→ **TASK OBJECTIVE**: Copy out all the entries exactly.

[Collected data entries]
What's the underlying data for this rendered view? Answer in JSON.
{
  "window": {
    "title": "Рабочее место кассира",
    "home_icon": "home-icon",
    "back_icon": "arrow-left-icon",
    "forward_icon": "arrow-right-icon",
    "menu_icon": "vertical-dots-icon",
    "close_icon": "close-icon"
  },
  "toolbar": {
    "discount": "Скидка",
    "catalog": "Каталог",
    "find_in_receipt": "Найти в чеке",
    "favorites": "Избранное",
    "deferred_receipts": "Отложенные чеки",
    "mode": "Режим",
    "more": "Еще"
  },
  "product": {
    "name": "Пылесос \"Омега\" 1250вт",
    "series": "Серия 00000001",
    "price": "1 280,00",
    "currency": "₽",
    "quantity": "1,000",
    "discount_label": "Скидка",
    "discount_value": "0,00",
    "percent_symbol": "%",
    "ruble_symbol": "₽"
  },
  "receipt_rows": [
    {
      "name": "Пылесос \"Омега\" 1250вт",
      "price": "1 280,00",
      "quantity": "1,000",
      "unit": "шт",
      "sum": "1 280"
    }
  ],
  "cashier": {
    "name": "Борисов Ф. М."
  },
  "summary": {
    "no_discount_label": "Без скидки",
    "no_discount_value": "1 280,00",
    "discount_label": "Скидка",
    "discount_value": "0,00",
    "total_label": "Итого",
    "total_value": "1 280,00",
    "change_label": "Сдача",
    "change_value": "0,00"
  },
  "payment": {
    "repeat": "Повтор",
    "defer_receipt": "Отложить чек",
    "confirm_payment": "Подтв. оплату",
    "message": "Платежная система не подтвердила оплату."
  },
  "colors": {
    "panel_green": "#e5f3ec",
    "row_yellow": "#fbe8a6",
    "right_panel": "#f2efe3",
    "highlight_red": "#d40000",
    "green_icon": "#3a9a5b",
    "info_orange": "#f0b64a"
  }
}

→ **FULL RESPONSE**:
What's the underlying data for this rendered view? Answer in JSON.
{
  "window": {
    "title": "Рабочее место кассира",
    "home_icon": "home-icon",
    "back_icon": "arrow-left-icon",
    "forward_icon": "arrow-right-icon",
    "menu_icon": "vertical-dots-icon",
    "close_icon": "close-icon"
  },
  "toolbar": {
    "discount": "Скидка",
    "catalog": "Каталог",
    "find_in_receipt": "Найти в чеке",
    "favorites": "Избранное",
    "deferred_receipts": "Отложенные чеки",
    "mode": "Режим",
    "more": "Еще"
  },
  "product": {
    "name": "Пылесос \"Омега\" 1250вт",
    "series": "Серия 00000001",
    "price": "1 280,00",
    "currency": "₽",
    "quantity": "1,000",
    "discount_label": "Скидка",
    "discount_value": "0,00",
    "percent_symbol": "%",
    "ruble_symbol": "₽"
  },
  "receipt_rows": [
    {
      "name": "Пылесос \"Омега\" 1250вт",
      "price": "1 280,00",
      "quantity": "1,000",
      "unit": "шт",
      "sum": "1 280"
    }
  ],
  "cashier": {
    "name": "Борисов Ф. М."
  },
  "summary": {
    "no_discount_label": "Без скидки",
    "no_discount_value": "1 280,00",
    "discount_label": "Скидка",
    "discount_value": "0,00",
    "total_label": "Итого",
    "total_value": "1 280,00",
    "change_label": "Сдача",
    "change_value": "0,00"
  },
  "payment": {
    "repeat": "Повтор",
    "defer_receipt": "Отложить чек",
    "confirm_payment": "Подтв. оплату",
    "message": "Платежная система не подтвердила оплату."
  },
  "colors": {
    "panel_green": "#e5f3ec",
    "row_yellow": "#fbe8a6",
    "right_panel": "#f2efe3",
    "highlight_red": "#d40000",
    "green_icon": "#3a9a5b",
    "info_orange": "#f0b64a"
  }
}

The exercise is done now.